# The exercise:
Every record must be written out once more, with nothing added or omitted.

# Entries provided:
/---

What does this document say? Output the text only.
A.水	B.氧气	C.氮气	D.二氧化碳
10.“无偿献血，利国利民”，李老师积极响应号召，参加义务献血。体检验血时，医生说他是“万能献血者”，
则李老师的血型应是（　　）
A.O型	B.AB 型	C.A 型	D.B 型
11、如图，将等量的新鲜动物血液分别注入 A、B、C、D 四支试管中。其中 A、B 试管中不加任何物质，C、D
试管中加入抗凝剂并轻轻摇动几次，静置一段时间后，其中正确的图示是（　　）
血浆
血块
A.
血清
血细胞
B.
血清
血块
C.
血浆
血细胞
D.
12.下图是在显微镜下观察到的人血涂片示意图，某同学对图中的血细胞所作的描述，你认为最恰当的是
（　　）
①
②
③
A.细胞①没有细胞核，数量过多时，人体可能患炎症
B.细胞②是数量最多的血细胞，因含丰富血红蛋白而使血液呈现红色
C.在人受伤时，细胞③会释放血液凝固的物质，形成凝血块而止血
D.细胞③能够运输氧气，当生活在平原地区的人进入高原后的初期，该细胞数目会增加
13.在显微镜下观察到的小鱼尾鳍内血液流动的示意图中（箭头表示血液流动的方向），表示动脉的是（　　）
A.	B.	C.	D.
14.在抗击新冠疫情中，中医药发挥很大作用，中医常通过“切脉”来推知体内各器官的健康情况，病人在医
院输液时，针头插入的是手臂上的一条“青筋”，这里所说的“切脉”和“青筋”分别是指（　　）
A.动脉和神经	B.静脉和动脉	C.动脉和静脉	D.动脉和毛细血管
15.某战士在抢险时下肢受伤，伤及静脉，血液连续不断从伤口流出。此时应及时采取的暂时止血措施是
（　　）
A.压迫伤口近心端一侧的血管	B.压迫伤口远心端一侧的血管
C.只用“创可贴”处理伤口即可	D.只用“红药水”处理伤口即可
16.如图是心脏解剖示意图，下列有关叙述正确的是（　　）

\---

# Task answer:
What does this document say? Output the text only.
A.水	B.氧气	C.氮气	D.二氧化碳
10.“无偿献血，利国利民”，李老师积极响应号召，参加义务献血。体检验血时，医生说他是“万能献血者”，
则李老师的血型应是（　　）
A.O型	B.AB 型	C.A 型	D.B 型
11、如图，将等量的新鲜动物血液分别注入 A、B、C、D 四支试管中。其中 A、B 试管中不加任何物质，C、D
试管中加入抗凝剂并轻轻摇动几次，静置一段时间后，其中正确的图示是（　　）
血浆
血块
A.
血清
血细胞
B.
血清
血块
C.
血浆
血细胞
D.
12.下图是在显微镜下观察到的人血涂片示意图，某同学对图中的血细胞所作的描述，你认为最恰当的是
（　　）
①
②
③
A.细胞①没有细胞核，数量过多时，人体可能患炎症
B.细胞②是数量最多的血细胞，因含丰富血红蛋白而使血液呈现红色
C.在人受伤时，细胞③会释放血液凝固的物质，形成凝血块而止血
D.细胞③能够运输氧气，当生活在平原地区的人进入高原后的初期，该细胞数目会增加
13.在显微镜下观察到的小鱼尾鳍内血液流动的示意图中（箭头表示血液流动的方向），表示动脉的是（　　）
A.	B.	C.	D.
14.在抗击新冠疫情中，中医药发挥很大作用，中医常通过“切脉”来推知体内各器官的健康情况，病人在医
院输液时，针头插入的是手臂上的一条“青筋”，这里所说的“切脉”和“青筋”分别是指（　　）
A.动脉和神经	B.静脉和动脉	C.动脉和静脉	D.动脉和毛细血管
15.某战士在抢险时下肢受伤，伤及静脉，血液连续不断从伤口流出。此时应及时采取的暂时止血措施是
（　　）
A.压迫伤口近心端一侧的血管	B.压迫伤口远心端一侧的血管
C.只用“创可贴”处理伤口即可	D.只用“红药水”处理伤口即可
16.如图是心脏解剖示意图，下列有关叙述正确的是（　　）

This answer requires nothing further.